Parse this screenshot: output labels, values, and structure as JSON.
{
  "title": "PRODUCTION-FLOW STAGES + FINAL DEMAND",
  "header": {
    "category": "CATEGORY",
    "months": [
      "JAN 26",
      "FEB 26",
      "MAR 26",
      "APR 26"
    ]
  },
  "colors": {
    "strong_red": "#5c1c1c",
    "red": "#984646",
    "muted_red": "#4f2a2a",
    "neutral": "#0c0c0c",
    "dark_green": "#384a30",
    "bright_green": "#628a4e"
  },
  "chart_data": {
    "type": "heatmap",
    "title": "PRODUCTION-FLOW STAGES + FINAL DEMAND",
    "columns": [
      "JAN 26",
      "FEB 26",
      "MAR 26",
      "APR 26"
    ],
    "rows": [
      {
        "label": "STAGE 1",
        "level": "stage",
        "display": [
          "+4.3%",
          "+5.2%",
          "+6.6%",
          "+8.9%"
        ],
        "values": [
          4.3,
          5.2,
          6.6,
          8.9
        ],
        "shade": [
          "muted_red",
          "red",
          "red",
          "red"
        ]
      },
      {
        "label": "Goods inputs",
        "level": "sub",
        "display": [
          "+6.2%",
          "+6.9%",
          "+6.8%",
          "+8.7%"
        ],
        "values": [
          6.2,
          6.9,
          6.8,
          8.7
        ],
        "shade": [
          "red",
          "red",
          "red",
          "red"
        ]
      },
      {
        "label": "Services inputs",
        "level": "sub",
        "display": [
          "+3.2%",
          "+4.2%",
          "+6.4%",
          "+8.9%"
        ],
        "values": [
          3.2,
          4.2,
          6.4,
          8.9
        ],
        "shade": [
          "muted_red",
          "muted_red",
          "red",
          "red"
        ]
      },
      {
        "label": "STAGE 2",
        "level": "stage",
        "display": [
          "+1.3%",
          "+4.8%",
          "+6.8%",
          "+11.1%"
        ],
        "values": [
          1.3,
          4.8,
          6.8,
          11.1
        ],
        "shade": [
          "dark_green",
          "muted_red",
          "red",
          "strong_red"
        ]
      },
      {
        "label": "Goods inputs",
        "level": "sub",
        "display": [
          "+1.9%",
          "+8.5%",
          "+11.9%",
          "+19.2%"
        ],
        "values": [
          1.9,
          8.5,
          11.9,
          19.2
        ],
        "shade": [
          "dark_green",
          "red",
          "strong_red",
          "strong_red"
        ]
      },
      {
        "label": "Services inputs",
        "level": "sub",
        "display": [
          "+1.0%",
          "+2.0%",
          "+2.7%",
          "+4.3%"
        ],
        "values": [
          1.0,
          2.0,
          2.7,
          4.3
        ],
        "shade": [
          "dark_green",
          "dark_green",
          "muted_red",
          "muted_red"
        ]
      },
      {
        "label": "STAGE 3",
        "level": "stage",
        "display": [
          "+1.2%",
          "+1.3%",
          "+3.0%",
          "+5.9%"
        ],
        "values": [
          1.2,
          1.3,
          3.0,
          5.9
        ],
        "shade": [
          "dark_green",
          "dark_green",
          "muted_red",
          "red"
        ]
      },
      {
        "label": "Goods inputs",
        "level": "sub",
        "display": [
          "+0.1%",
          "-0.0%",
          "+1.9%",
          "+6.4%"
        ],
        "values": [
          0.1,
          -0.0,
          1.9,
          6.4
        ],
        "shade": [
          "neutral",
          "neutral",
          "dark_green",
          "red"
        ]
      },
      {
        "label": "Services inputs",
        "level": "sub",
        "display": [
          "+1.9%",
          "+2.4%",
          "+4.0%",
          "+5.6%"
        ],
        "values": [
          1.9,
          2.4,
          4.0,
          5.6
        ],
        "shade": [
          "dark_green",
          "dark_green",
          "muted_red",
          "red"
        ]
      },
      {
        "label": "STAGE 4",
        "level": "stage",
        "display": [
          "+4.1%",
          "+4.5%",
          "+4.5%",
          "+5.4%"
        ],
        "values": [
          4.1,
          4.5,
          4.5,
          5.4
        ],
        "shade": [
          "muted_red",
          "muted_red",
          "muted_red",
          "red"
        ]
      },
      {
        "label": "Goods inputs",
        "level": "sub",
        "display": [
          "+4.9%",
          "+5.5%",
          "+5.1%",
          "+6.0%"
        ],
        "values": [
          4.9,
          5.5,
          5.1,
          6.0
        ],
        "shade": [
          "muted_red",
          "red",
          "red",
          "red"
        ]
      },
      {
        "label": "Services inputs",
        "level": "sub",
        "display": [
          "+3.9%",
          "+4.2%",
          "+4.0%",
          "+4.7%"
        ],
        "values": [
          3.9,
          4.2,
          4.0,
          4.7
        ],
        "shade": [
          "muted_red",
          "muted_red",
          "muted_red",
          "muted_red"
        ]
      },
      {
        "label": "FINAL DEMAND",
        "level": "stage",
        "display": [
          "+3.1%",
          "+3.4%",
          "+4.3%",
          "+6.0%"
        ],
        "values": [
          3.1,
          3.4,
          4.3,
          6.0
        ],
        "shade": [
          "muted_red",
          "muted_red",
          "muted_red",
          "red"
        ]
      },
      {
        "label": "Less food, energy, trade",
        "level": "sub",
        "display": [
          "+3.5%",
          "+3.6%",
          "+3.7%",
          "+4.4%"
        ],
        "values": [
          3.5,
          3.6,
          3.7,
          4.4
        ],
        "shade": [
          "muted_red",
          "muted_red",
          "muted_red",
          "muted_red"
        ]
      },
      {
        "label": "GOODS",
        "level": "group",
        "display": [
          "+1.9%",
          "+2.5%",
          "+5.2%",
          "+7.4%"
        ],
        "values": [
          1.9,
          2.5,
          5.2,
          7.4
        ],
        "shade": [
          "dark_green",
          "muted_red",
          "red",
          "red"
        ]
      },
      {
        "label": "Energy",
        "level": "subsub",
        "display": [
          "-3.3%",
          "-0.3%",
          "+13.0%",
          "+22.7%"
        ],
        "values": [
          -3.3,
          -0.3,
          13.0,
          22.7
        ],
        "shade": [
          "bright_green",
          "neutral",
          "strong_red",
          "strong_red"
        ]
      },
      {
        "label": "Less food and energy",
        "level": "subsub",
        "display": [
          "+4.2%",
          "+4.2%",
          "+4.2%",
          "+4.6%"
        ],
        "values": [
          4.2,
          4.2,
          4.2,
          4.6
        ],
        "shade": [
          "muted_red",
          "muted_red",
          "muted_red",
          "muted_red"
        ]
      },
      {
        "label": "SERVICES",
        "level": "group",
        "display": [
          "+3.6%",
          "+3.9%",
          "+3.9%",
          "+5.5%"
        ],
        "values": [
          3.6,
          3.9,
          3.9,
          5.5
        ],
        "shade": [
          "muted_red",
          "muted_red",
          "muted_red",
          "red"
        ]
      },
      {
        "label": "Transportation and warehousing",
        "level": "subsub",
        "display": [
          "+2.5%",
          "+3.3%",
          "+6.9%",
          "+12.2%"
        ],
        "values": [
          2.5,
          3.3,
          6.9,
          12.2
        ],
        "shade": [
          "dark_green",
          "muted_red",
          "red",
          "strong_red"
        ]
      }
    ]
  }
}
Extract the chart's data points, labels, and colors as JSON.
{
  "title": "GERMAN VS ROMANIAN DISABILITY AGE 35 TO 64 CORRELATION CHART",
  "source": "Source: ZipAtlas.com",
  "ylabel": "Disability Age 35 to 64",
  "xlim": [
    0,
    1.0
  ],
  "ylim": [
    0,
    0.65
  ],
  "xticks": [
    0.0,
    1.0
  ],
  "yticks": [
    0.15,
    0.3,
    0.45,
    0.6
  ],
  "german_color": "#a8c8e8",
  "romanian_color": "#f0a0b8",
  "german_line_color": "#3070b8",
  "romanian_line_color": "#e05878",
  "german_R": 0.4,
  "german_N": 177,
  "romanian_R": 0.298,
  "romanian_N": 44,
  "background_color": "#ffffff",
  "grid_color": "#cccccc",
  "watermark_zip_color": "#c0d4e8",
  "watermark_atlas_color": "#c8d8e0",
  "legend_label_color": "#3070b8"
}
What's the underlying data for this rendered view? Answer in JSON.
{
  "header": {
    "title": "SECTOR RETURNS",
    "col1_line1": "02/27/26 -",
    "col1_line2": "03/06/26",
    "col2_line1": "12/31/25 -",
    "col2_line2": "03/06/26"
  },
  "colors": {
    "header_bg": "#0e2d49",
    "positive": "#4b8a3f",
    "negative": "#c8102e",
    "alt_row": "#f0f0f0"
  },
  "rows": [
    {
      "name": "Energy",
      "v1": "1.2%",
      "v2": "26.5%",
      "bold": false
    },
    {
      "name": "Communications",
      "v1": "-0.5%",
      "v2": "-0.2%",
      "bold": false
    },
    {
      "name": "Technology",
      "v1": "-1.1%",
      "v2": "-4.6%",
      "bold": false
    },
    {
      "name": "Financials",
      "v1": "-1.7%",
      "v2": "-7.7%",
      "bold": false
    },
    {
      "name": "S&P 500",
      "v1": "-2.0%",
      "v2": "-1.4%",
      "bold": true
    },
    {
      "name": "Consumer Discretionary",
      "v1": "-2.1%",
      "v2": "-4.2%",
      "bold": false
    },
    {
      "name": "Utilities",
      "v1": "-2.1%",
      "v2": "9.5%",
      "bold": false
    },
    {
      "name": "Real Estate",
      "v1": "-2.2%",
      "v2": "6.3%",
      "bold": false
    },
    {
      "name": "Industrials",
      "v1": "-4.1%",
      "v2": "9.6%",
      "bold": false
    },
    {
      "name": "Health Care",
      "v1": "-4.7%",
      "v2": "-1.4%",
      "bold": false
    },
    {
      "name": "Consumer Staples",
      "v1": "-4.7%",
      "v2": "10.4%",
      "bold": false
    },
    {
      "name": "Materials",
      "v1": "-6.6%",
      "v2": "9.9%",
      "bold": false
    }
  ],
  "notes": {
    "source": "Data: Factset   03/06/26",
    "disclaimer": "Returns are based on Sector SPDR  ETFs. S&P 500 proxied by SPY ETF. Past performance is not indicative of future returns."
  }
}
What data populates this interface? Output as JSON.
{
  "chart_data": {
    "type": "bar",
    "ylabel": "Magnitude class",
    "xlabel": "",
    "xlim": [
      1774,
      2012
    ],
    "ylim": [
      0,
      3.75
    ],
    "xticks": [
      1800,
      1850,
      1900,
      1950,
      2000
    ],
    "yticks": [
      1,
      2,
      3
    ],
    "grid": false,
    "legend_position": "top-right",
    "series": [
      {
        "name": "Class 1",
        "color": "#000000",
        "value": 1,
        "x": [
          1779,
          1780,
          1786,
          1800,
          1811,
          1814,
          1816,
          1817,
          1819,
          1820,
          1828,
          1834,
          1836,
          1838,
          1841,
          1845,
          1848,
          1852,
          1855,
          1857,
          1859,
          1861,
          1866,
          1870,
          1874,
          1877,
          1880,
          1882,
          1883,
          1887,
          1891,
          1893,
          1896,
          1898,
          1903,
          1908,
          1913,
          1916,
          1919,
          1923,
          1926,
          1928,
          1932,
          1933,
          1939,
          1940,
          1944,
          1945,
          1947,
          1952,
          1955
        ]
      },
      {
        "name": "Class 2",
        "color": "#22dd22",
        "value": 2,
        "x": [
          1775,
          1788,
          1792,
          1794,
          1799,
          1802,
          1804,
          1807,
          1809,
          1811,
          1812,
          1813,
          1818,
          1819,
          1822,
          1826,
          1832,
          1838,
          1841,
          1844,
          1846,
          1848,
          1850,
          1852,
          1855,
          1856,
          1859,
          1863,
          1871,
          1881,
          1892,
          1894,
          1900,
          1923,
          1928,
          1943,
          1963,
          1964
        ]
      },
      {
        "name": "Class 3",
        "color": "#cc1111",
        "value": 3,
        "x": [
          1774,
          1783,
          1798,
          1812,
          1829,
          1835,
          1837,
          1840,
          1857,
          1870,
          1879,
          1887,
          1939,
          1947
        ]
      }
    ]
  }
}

# # # #

Objective:
Pull out every line in the material above where "JSON" occurs.

Solved exercise:
Parse this screenshot: output labels, values, and structure as JSON.
Extract the chart's data points, labels, and colors as JSON.
What's the underlying data for this rendered view? Answer in JSON.
What data populates this interface? Output as JSON.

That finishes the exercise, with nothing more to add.